REQUEST | Return each line holding the string "CAPITA".

————

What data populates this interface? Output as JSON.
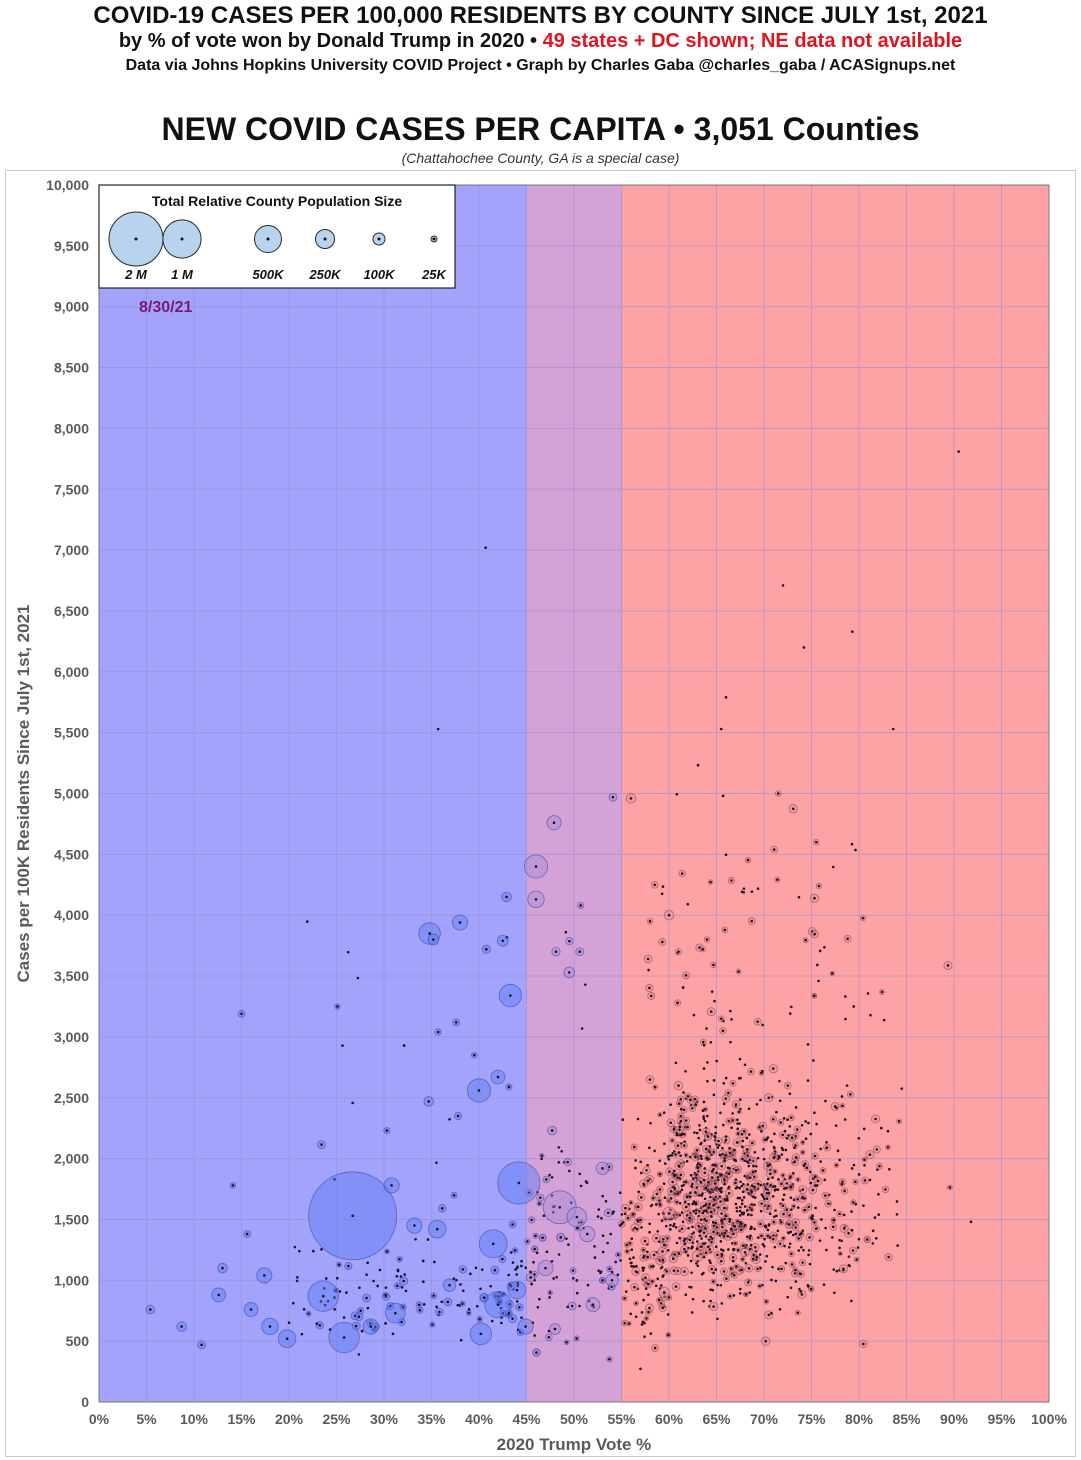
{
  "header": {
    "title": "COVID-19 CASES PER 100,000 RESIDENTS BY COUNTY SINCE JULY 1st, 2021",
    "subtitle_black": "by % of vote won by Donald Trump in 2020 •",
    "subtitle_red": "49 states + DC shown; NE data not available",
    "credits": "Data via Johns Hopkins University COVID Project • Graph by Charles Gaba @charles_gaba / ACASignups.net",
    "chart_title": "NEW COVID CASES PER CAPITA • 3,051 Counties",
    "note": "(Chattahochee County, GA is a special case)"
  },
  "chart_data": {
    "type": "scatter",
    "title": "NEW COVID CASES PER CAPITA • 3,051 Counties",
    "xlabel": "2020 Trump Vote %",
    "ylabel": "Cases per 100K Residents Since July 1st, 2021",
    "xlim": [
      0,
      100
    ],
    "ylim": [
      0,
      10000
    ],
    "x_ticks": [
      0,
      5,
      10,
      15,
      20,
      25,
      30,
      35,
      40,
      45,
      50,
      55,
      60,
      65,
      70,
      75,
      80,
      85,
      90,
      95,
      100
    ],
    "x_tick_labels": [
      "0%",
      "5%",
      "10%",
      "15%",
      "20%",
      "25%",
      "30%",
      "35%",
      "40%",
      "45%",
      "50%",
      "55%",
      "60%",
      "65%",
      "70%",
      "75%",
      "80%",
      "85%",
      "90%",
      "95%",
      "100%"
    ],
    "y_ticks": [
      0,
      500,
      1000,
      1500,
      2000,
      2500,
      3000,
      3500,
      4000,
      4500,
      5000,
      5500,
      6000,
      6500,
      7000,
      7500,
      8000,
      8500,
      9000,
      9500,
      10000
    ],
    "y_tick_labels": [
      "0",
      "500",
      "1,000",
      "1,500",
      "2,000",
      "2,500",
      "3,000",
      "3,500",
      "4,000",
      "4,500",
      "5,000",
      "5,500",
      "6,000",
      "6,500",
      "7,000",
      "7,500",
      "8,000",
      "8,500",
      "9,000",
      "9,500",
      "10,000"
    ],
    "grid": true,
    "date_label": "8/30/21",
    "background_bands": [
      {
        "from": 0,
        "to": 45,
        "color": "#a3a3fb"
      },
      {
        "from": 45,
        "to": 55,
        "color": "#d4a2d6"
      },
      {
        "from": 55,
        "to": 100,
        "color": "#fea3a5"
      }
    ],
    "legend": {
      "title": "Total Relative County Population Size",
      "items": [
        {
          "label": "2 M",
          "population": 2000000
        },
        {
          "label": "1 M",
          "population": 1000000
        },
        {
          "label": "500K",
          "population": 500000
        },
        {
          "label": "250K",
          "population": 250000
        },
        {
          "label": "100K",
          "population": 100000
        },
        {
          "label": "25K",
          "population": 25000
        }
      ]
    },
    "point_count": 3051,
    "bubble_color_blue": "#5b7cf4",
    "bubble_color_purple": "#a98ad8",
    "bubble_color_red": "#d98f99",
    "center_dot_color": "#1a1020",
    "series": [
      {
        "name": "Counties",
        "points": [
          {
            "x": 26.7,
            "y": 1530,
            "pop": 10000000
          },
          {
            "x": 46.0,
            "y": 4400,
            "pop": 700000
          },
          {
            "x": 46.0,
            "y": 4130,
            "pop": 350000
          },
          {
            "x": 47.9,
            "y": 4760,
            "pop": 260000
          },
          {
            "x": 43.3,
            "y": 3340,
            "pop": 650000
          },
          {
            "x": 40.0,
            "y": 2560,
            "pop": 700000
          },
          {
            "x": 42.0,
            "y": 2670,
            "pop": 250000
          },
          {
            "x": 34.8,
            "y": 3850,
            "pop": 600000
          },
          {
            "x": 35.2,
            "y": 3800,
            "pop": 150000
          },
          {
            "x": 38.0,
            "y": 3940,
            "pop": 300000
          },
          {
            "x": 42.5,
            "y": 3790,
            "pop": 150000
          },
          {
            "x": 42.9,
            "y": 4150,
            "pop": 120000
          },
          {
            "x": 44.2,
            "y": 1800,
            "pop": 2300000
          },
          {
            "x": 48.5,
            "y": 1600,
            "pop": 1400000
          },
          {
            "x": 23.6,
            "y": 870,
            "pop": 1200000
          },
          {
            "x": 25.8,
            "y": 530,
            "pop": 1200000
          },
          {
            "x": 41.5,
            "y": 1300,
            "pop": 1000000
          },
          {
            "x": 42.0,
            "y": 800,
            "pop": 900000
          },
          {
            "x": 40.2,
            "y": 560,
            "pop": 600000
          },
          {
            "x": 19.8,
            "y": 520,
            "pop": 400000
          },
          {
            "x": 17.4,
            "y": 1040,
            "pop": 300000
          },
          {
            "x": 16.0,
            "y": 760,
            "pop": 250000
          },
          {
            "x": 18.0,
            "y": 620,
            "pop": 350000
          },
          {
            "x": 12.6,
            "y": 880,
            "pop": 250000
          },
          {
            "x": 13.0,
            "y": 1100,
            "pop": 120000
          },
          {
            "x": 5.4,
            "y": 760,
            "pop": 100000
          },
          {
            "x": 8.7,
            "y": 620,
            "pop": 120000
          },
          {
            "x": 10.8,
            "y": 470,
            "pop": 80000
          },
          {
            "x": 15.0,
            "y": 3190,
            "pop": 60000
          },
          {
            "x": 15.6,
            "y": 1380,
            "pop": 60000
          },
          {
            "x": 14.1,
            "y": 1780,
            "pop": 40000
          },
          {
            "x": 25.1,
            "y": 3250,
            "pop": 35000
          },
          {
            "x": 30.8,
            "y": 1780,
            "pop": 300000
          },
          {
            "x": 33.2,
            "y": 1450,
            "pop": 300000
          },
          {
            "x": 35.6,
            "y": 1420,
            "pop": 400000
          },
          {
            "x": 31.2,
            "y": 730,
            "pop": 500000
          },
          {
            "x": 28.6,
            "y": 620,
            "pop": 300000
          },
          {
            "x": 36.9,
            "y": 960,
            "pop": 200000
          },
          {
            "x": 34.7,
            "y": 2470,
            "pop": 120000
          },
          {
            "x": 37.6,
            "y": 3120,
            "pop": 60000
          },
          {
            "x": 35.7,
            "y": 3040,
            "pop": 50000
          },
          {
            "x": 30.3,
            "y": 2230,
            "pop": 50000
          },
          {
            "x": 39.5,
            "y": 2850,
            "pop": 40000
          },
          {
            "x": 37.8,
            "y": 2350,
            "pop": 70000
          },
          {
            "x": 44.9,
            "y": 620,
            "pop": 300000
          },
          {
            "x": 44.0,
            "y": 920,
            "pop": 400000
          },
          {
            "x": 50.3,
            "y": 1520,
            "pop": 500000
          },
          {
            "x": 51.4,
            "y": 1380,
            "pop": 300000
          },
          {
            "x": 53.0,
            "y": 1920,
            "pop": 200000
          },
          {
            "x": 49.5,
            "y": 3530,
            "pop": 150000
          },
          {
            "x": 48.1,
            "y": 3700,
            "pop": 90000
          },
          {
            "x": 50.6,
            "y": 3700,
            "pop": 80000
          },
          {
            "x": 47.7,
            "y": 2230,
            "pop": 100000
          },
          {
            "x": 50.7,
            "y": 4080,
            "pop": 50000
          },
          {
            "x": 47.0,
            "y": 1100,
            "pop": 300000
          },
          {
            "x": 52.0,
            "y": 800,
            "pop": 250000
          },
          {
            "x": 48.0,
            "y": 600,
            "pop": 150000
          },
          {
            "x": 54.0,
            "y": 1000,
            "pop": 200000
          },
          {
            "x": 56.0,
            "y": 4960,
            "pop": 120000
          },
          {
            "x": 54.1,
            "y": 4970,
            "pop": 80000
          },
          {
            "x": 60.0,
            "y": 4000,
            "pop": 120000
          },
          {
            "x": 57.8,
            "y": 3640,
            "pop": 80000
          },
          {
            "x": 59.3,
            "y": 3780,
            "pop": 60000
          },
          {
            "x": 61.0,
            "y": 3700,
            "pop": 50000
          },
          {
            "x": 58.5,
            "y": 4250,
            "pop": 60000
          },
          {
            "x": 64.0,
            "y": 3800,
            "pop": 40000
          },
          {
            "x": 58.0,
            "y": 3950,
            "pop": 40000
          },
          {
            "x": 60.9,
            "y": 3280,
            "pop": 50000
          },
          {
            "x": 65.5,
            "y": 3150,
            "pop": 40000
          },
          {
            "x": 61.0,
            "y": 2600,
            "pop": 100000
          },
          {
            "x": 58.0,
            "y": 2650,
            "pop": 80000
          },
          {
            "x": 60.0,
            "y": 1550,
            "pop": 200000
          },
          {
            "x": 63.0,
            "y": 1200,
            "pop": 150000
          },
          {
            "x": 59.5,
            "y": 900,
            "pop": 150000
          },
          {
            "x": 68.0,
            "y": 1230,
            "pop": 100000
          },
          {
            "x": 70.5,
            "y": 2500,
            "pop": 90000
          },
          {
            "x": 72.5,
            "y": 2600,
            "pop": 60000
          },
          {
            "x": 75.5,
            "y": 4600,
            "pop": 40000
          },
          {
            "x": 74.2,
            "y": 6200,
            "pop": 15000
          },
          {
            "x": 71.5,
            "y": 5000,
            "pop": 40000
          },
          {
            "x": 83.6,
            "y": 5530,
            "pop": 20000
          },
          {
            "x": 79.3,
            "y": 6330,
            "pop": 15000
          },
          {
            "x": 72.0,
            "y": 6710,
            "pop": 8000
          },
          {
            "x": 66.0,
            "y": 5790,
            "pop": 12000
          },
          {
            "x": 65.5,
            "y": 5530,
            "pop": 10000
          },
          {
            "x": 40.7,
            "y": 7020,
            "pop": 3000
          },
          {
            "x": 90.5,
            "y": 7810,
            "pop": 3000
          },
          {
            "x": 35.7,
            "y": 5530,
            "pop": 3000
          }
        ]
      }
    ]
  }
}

————

FINAL RESULT |
    "chart_title": "NEW COVID CASES PER CAPITA • 3,051 Counties",
    "title": "NEW COVID CASES PER CAPITA • 3,051 Counties",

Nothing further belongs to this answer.